# JOB
Every line of the records must be repeated exactly; pictures stay out.

# EXTRACTED DATA

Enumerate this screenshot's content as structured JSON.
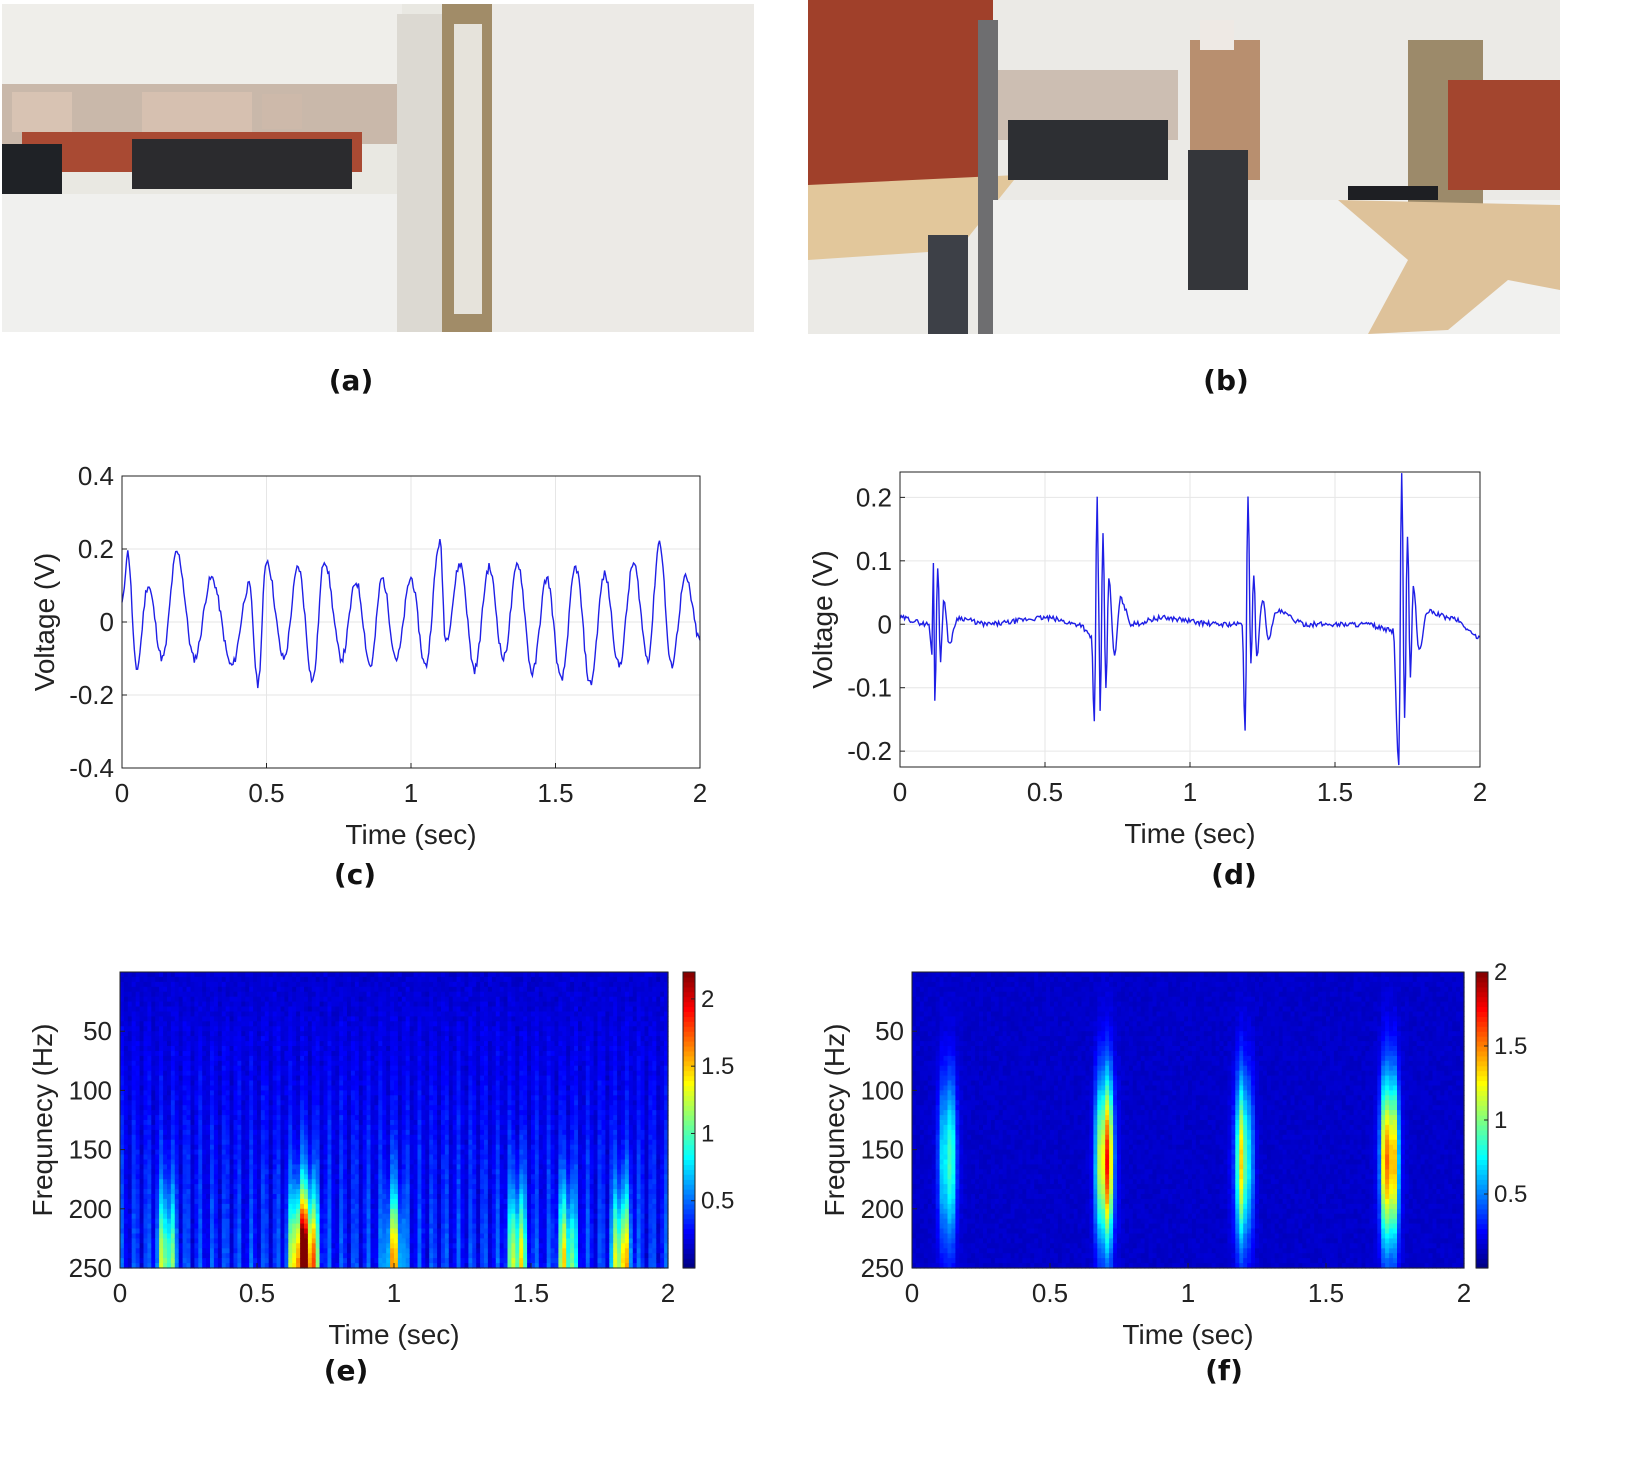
{
  "panels": {
    "a": {
      "label": "(a)"
    },
    "b": {
      "label": "(b)"
    },
    "c": {
      "label": "(c)"
    },
    "d": {
      "label": "(d)"
    },
    "e": {
      "label": "(e)"
    },
    "f": {
      "label": "(f)"
    }
  },
  "colors": {
    "signal": "#1f1fe6",
    "grid": "#e6e6e6",
    "axis": "#222222"
  },
  "chart_data": [
    {
      "id": "c",
      "type": "line",
      "xlabel": "Time (sec)",
      "ylabel": "Voltage (V)",
      "xlim": [
        0,
        2
      ],
      "ylim": [
        -0.4,
        0.4
      ],
      "xticks": [
        0,
        0.5,
        1,
        1.5,
        2
      ],
      "xtick_labels": [
        "0",
        "0.5",
        "1",
        "1.5",
        "2"
      ],
      "yticks": [
        -0.4,
        -0.2,
        0,
        0.2,
        0.4
      ],
      "ytick_labels": [
        "-0.4",
        "-0.2",
        "0",
        "0.2",
        "0.4"
      ],
      "grid": true,
      "series": [
        {
          "color": "#1f1fe6",
          "x": [
            0,
            0.02,
            0.05,
            0.09,
            0.14,
            0.19,
            0.25,
            0.31,
            0.38,
            0.44,
            0.47,
            0.5,
            0.56,
            0.61,
            0.66,
            0.7,
            0.76,
            0.81,
            0.86,
            0.9,
            0.95,
            1.0,
            1.05,
            1.1,
            1.12,
            1.17,
            1.22,
            1.27,
            1.32,
            1.37,
            1.42,
            1.47,
            1.52,
            1.57,
            1.62,
            1.67,
            1.72,
            1.77,
            1.82,
            1.86,
            1.9,
            1.95,
            2.0
          ],
          "y": [
            0.05,
            0.19,
            -0.13,
            0.1,
            -0.1,
            0.19,
            -0.1,
            0.12,
            -0.12,
            0.1,
            -0.17,
            0.17,
            -0.1,
            0.15,
            -0.16,
            0.17,
            -0.1,
            0.11,
            -0.12,
            0.12,
            -0.1,
            0.12,
            -0.12,
            0.22,
            -0.05,
            0.16,
            -0.13,
            0.15,
            -0.1,
            0.16,
            -0.14,
            0.12,
            -0.16,
            0.15,
            -0.17,
            0.13,
            -0.12,
            0.16,
            -0.1,
            0.22,
            -0.12,
            0.12,
            -0.05
          ]
        }
      ]
    },
    {
      "id": "d",
      "type": "line",
      "xlabel": "Time (sec)",
      "ylabel": "Voltage (V)",
      "xlim": [
        0,
        2
      ],
      "ylim": [
        -0.225,
        0.24
      ],
      "xticks": [
        0,
        0.5,
        1,
        1.5,
        2
      ],
      "xtick_labels": [
        "0",
        "0.5",
        "1",
        "1.5",
        "2"
      ],
      "yticks": [
        -0.2,
        -0.1,
        0,
        0.1,
        0.2
      ],
      "ytick_labels": [
        "-0.2",
        "-0.1",
        "0",
        "0.1",
        "0.2"
      ],
      "grid": true,
      "series": [
        {
          "color": "#1f1fe6",
          "x": [
            0,
            0.1,
            0.11,
            0.115,
            0.12,
            0.13,
            0.14,
            0.15,
            0.17,
            0.2,
            0.3,
            0.5,
            0.62,
            0.66,
            0.67,
            0.68,
            0.69,
            0.7,
            0.71,
            0.72,
            0.74,
            0.76,
            0.8,
            0.9,
            1.1,
            1.18,
            1.19,
            1.2,
            1.21,
            1.22,
            1.23,
            1.25,
            1.27,
            1.3,
            1.4,
            1.6,
            1.7,
            1.72,
            1.73,
            1.74,
            1.75,
            1.76,
            1.77,
            1.79,
            1.82,
            1.9,
            2.0
          ],
          "y": [
            0.01,
            0.0,
            -0.05,
            0.1,
            -0.12,
            0.09,
            -0.06,
            0.04,
            -0.03,
            0.01,
            0.0,
            0.01,
            0.0,
            -0.02,
            -0.15,
            0.2,
            -0.14,
            0.14,
            -0.1,
            0.07,
            -0.05,
            0.04,
            0.0,
            0.01,
            0.0,
            0.0,
            -0.17,
            0.2,
            -0.06,
            0.08,
            -0.05,
            0.04,
            -0.02,
            0.02,
            0.0,
            0.0,
            -0.01,
            -0.22,
            0.24,
            -0.15,
            0.14,
            -0.08,
            0.06,
            -0.04,
            0.02,
            0.01,
            -0.02
          ]
        }
      ]
    },
    {
      "id": "e",
      "type": "heatmap",
      "xlabel": "Time (sec)",
      "ylabel": "Frequnecy (Hz)",
      "xlim": [
        0,
        2
      ],
      "ylim": [
        0,
        250
      ],
      "y_reversed": true,
      "xticks": [
        0,
        0.5,
        1,
        1.5,
        2
      ],
      "xtick_labels": [
        "0",
        "0.5",
        "1",
        "1.5",
        "2"
      ],
      "yticks": [
        50,
        100,
        150,
        200,
        250
      ],
      "ytick_labels": [
        "50",
        "100",
        "150",
        "200",
        "250"
      ],
      "colorbar": {
        "min": 0,
        "max": 2.2,
        "ticks": [
          0.5,
          1,
          1.5,
          2
        ],
        "tick_labels": [
          "0.5",
          "1",
          "1.5",
          "2"
        ],
        "colormap": "jet"
      },
      "events": [
        {
          "t": 0.17,
          "intensity": 1.2
        },
        {
          "t": 0.65,
          "intensity": 1.8
        },
        {
          "t": 0.69,
          "intensity": 2.1
        },
        {
          "t": 1.0,
          "intensity": 1.3
        },
        {
          "t": 1.45,
          "intensity": 1.4
        },
        {
          "t": 1.63,
          "intensity": 1.3
        },
        {
          "t": 1.83,
          "intensity": 1.6
        }
      ]
    },
    {
      "id": "f",
      "type": "heatmap",
      "xlabel": "Time (sec)",
      "ylabel": "Frequnecy (Hz)",
      "xlim": [
        0,
        2
      ],
      "ylim": [
        0,
        250
      ],
      "y_reversed": true,
      "xticks": [
        0,
        0.5,
        1,
        1.5,
        2
      ],
      "xtick_labels": [
        "0",
        "0.5",
        "1",
        "1.5",
        "2"
      ],
      "yticks": [
        50,
        100,
        150,
        200,
        250
      ],
      "ytick_labels": [
        "50",
        "100",
        "150",
        "200",
        "250"
      ],
      "colorbar": {
        "min": 0,
        "max": 2.0,
        "ticks": [
          0.5,
          1,
          1.5,
          2
        ],
        "tick_labels": [
          "0.5",
          "1",
          "1.5",
          "2"
        ],
        "colormap": "jet"
      },
      "events": [
        {
          "t": 0.13,
          "intensity": 1.0
        },
        {
          "t": 0.7,
          "intensity": 1.9
        },
        {
          "t": 1.2,
          "intensity": 1.3
        },
        {
          "t": 1.73,
          "intensity": 2.0
        }
      ]
    }
  ]
}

# OUTPUT FOR THIS EXERCISE
Enumerate this screenshot's content as structured JSON.
{
  "panels": {
    "a": {
      "label": "(a)"
    },
    "b": {
      "label": "(b)"
    },
    "c": {
      "label": "(c)"
    },
    "d": {
      "label": "(d)"
    },
    "e": {
      "label": "(e)"
    },
    "f": {
      "label": "(f)"
    }
  },
  "colors": {
    "signal": "#1f1fe6",
    "grid": "#e6e6e6",
    "axis": "#222222"
  },
  "chart_data": [
    {
      "id": "c",
      "type": "line",
      "xlabel": "Time (sec)",
      "ylabel": "Voltage (V)",
      "xlim": [
        0,
        2
      ],
      "ylim": [
        -0.4,
        0.4
      ],
      "xticks": [
        0,
        0.5,
        1,
        1.5,
        2
      ],
      "xtick_labels": [
        "0",
        "0.5",
        "1",
        "1.5",
        "2"
      ],
      "yticks": [
        -0.4,
        -0.2,
        0,
        0.2,
        0.4
      ],
      "ytick_labels": [
        "-0.4",
        "-0.2",
        "0",
        "0.2",
        "0.4"
      ],
      "grid": true,
      "series": [
        {
          "color": "#1f1fe6",
          "x": [
            0,
            0.02,
            0.05,
            0.09,
            0.14,
            0.19,
            0.25,
            0.31,
            0.38,
            0.44,
            0.47,
            0.5,
            0.56,
            0.61,
            0.66,
            0.7,
            0.76,
            0.81,
            0.86,
            0.9,
            0.95,
            1.0,
            1.05,
            1.1,
            1.12,
            1.17,
            1.22,
            1.27,
            1.32,
            1.37,
            1.42,
            1.47,
            1.52,
            1.57,
            1.62,
            1.67,
            1.72,
            1.77,
            1.82,
            1.86,
            1.9,
            1.95,
            2.0
          ],
          "y": [
            0.05,
            0.19,
            -0.13,
            0.1,
            -0.1,
            0.19,
            -0.1,
            0.12,
            -0.12,
            0.1,
            -0.17,
            0.17,
            -0.1,
            0.15,
            -0.16,
            0.17,
            -0.1,
            0.11,
            -0.12,
            0.12,
            -0.1,
            0.12,
            -0.12,
            0.22,
            -0.05,
            0.16,
            -0.13,
            0.15,
            -0.1,
            0.16,
            -0.14,
            0.12,
            -0.16,
            0.15,
            -0.17,
            0.13,
            -0.12,
            0.16,
            -0.1,
            0.22,
            -0.12,
            0.12,
            -0.05
          ]
        }
      ]
    },
    {
      "id": "d",
      "type": "line",
      "xlabel": "Time (sec)",
      "ylabel": "Voltage (V)",
      "xlim": [
        0,
        2
      ],
      "ylim": [
        -0.225,
        0.24
      ],
      "xticks": [
        0,
        0.5,
        1,
        1.5,
        2
      ],
      "xtick_labels": [
        "0",
        "0.5",
        "1",
        "1.5",
        "2"
      ],
      "yticks": [
        -0.2,
        -0.1,
        0,
        0.1,
        0.2
      ],
      "ytick_labels": [
        "-0.2",
        "-0.1",
        "0",
        "0.1",
        "0.2"
      ],
      "grid": true,
      "series": [
        {
          "color": "#1f1fe6",
          "x": [
            0,
            0.1,
            0.11,
            0.115,
            0.12,
            0.13,
            0.14,
            0.15,
            0.17,
            0.2,
            0.3,
            0.5,
            0.62,
            0.66,
            0.67,
            0.68,
            0.69,
            0.7,
            0.71,
            0.72,
            0.74,
            0.76,
            0.8,
            0.9,
            1.1,
            1.18,
            1.19,
            1.2,
            1.21,
            1.22,
            1.23,
            1.25,
            1.27,
            1.3,
            1.4,
            1.6,
            1.7,
            1.72,
            1.73,
            1.74,
            1.75,
            1.76,
            1.77,
            1.79,
            1.82,
            1.9,
            2.0
          ],
          "y": [
            0.01,
            0.0,
            -0.05,
            0.1,
            -0.12,
            0.09,
            -0.06,
            0.04,
            -0.03,
            0.01,
            0.0,
            0.01,
            0.0,
            -0.02,
            -0.15,
            0.2,
            -0.14,
            0.14,
            -0.1,
            0.07,
            -0.05,
            0.04,
            0.0,
            0.01,
            0.0,
            0.0,
            -0.17,
            0.2,
            -0.06,
            0.08,
            -0.05,
            0.04,
            -0.02,
            0.02,
            0.0,
            0.0,
            -0.01,
            -0.22,
            0.24,
            -0.15,
            0.14,
            -0.08,
            0.06,
            -0.04,
            0.02,
            0.01,
            -0.02
          ]
        }
      ]
    },
    {
      "id": "e",
      "type": "heatmap",
      "xlabel": "Time (sec)",
      "ylabel": "Frequnecy (Hz)",
      "xlim": [
        0,
        2
      ],
      "ylim": [
        0,
        250
      ],
      "y_reversed": true,
      "xticks": [
        0,
        0.5,
        1,
        1.5,
        2
      ],
      "xtick_labels": [
        "0",
        "0.5",
        "1",
        "1.5",
        "2"
      ],
      "yticks": [
        50,
        100,
        150,
        200,
        250
      ],
      "ytick_labels": [
        "50",
        "100",
        "150",
        "200",
        "250"
      ],
      "colorbar": {
        "min": 0,
        "max": 2.2,
        "ticks": [
          0.5,
          1,
          1.5,
          2
        ],
        "tick_labels": [
          "0.5",
          "1",
          "1.5",
          "2"
        ],
        "colormap": "jet"
      },
      "events": [
        {
          "t": 0.17,
          "intensity": 1.2
        },
        {
          "t": 0.65,
          "intensity": 1.8
        },
        {
          "t": 0.69,
          "intensity": 2.1
        },
        {
          "t": 1.0,
          "intensity": 1.3
        },
        {
          "t": 1.45,
          "intensity": 1.4
        },
        {
          "t": 1.63,
          "intensity": 1.3
        },
        {
          "t": 1.83,
          "intensity": 1.6
        }
      ]
    },
    {
      "id": "f",
      "type": "heatmap",
      "xlabel": "Time (sec)",
      "ylabel": "Frequnecy (Hz)",
      "xlim": [
        0,
        2
      ],
      "ylim": [
        0,
        250
      ],
      "y_reversed": true,
      "xticks": [
        0,
        0.5,
        1,
        1.5,
        2
      ],
      "xtick_labels": [
        "0",
        "0.5",
        "1",
        "1.5",
        "2"
      ],
      "yticks": [
        50,
        100,
        150,
        200,
        250
      ],
      "ytick_labels": [
        "50",
        "100",
        "150",
        "200",
        "250"
      ],
      "colorbar": {
        "min": 0,
        "max": 2.0,
        "ticks": [
          0.5,
          1,
          1.5,
          2
        ],
        "tick_labels": [
          "0.5",
          "1",
          "1.5",
          "2"
        ],
        "colormap": "jet"
      },
      "events": [
        {
          "t": 0.13,
          "intensity": 1.0
        },
        {
          "t": 0.7,
          "intensity": 1.9
        },
        {
          "t": 1.2,
          "intensity": 1.3
        },
        {
          "t": 1.73,
          "intensity": 2.0
        }
      ]
    }
  ]
}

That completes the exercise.